[Start of DATA FOR THIS EXERCISE]
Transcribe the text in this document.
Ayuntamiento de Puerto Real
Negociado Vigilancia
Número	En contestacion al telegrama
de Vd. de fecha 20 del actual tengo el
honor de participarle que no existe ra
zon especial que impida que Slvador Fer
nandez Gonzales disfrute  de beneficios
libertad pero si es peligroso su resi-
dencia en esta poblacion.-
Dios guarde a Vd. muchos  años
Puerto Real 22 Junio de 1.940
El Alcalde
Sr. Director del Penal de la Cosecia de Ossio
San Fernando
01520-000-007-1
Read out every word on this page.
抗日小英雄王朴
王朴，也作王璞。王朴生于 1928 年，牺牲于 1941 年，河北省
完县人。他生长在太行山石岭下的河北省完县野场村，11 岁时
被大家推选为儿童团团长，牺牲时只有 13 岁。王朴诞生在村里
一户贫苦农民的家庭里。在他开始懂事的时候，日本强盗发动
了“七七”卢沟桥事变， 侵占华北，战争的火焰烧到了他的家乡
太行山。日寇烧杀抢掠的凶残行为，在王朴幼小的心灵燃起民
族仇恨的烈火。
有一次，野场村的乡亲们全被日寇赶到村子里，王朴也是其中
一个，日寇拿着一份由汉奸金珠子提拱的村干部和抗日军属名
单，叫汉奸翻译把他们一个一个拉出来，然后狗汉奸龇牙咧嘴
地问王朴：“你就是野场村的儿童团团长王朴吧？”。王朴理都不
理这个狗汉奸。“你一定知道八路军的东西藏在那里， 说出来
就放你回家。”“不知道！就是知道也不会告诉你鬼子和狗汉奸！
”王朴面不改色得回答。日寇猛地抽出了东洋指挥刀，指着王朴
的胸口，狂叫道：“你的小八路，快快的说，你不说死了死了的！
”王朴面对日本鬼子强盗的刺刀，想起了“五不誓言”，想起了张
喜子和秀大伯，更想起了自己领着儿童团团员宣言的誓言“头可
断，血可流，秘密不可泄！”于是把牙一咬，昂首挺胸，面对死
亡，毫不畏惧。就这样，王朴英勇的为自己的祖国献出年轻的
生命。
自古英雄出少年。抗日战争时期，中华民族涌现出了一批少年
[End of DATA FOR THIS EXERCISE]
● **REQUIRED WORK**: Quote only the lines from the line containing "Read out every word on this page." through the end of the listing, please, keeping both the first and the last line.

● **OUTPUT OF THE TASK**:
Read out every word on this page.
抗日小英雄王朴
王朴，也作王璞。王朴生于 1928 年，牺牲于 1941 年，河北省
完县人。他生长在太行山石岭下的河北省完县野场村，11 岁时
被大家推选为儿童团团长，牺牲时只有 13 岁。王朴诞生在村里
一户贫苦农民的家庭里。在他开始懂事的时候，日本强盗发动
了“七七”卢沟桥事变， 侵占华北，战争的火焰烧到了他的家乡
太行山。日寇烧杀抢掠的凶残行为，在王朴幼小的心灵燃起民
族仇恨的烈火。
有一次，野场村的乡亲们全被日寇赶到村子里，王朴也是其中
一个，日寇拿着一份由汉奸金珠子提拱的村干部和抗日军属名
单，叫汉奸翻译把他们一个一个拉出来，然后狗汉奸龇牙咧嘴
地问王朴：“你就是野场村的儿童团团长王朴吧？”。王朴理都不
理这个狗汉奸。“你一定知道八路军的东西藏在那里， 说出来
就放你回家。”“不知道！就是知道也不会告诉你鬼子和狗汉奸！
”王朴面不改色得回答。日寇猛地抽出了东洋指挥刀，指着王朴
的胸口，狂叫道：“你的小八路，快快的说，你不说死了死了的！
”王朴面对日本鬼子强盗的刺刀，想起了“五不誓言”，想起了张
喜子和秀大伯，更想起了自己领着儿童团团员宣言的誓言“头可
断，血可流，秘密不可泄！”于是把牙一咬，昂首挺胸，面对死
亡，毫不畏惧。就这样，王朴英勇的为自己的祖国献出年轻的
生命。
自古英雄出少年。抗日战争时期，中华民族涌现出了一批少年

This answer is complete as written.